■ **PASSAGE SHOWN**
* * * * * * *

Court File and Parties
COURT FILE NO.: CV-20-1231 DATE: 2023-03-16 SUPERIOR COURT OF JUSTICE - ONTARIO
RE: NICHOLAS MARK CHESNEY, CHESNEY DESIGN & BUILD and JEREMY EVANS, Plaintiffs/Responding Parties AND: 2706669 ONTARIO INC. and ADAM CHRIS MALAMIS, Defendants/Moving Parties
BEFORE: Tranquilli J.
COUNSEL: Mr. Chapman, W., for the Plaintiffs/Responding Parties Mr. MacLean, K., for the Defendants/Moving Parties
HEARD: February 8, 2023
Endorsement
Introduction
[1] The defendant 27006669 Ontario Inc. moves under s. 44 of the Construction Act, R.S.O. 1990, c. C. 30 for an order reducing the security posted by the defendant in respect of a construction lien registered by the plaintiffs regarding the renovation of a London residential property.
[2] The defendants acknowledge the plaintiffs have properly claimed lienable services and materials. However, they submit the plaintiffs included either non-lienable services and materials or clearly inflated the value of other lienable services in respect of their supply of goods and services in the renovation of that property.
[3] The defendants submit that this action is a lost profit/lost opportunity claim for equitable relief masquerading as a construction lien. The security posted in respect of the construction lien must be reduced from $173,125.00 to $15,903.19. The defendants contend this is the proper face value of the lien, including 25% for security for costs.

* * * * * * *

■ **AIM**
Copy the court endorsement from "[3] The defendants" to "security for costs.", swapping "defendants" out for "moving parties".

* * * * * * *

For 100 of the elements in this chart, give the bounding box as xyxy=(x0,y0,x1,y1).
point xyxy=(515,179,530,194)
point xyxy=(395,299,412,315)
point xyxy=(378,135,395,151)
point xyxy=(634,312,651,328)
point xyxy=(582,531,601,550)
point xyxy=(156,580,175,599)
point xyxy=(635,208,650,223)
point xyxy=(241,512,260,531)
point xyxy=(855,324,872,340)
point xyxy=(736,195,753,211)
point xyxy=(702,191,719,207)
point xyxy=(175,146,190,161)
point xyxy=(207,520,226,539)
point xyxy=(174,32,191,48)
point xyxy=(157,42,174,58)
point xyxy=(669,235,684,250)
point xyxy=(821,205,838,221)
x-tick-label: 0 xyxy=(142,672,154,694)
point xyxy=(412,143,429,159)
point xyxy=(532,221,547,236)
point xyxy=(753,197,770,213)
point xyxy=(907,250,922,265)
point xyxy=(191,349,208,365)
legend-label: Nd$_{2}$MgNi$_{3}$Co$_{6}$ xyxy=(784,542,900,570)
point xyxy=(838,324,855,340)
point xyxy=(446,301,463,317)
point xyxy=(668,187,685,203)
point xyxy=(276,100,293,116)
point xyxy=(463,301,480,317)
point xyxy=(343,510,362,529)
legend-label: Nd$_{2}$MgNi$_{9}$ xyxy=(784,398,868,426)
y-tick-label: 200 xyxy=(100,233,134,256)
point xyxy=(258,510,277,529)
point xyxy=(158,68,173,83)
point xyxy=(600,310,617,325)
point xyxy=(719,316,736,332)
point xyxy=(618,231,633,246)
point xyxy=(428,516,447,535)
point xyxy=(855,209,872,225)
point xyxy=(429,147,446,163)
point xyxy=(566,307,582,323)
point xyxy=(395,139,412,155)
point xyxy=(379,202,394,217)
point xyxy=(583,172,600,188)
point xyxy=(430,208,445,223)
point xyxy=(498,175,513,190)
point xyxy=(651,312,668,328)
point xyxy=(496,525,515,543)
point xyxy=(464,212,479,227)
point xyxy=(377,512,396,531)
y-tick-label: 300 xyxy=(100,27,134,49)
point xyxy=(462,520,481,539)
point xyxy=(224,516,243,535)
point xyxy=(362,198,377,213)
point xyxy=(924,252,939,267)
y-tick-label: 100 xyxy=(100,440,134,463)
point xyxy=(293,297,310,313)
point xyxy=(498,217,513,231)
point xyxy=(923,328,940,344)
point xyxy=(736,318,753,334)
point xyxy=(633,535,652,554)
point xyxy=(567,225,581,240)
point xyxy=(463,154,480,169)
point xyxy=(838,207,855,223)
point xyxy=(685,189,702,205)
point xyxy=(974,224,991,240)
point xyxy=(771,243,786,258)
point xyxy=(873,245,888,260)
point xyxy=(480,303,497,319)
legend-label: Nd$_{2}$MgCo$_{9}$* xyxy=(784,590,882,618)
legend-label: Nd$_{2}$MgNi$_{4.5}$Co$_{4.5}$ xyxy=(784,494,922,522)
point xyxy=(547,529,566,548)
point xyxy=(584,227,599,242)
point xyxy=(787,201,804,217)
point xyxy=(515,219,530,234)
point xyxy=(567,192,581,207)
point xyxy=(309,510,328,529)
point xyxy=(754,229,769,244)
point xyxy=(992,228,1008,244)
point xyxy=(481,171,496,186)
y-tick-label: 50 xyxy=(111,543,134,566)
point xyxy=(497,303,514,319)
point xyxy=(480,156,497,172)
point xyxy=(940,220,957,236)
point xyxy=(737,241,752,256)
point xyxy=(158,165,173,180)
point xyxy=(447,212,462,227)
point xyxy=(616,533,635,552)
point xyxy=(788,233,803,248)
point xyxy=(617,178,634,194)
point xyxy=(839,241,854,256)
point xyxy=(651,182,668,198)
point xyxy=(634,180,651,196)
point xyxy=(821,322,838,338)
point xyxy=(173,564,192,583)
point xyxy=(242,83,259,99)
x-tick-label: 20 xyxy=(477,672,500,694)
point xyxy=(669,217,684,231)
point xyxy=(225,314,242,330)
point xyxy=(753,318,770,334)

* * * * * * *

■ **EXPECTED ANSWER**
[3] The moving parties submit that this action is a lost profit/lost opportunity claim for equitable relief masquerading as a construction lien. The security posted in respect of the construction lien must be reduced from $173,125.00 to $15,903.19. The moving parties contend this is the proper face value of the lien, including 25% for security for costs.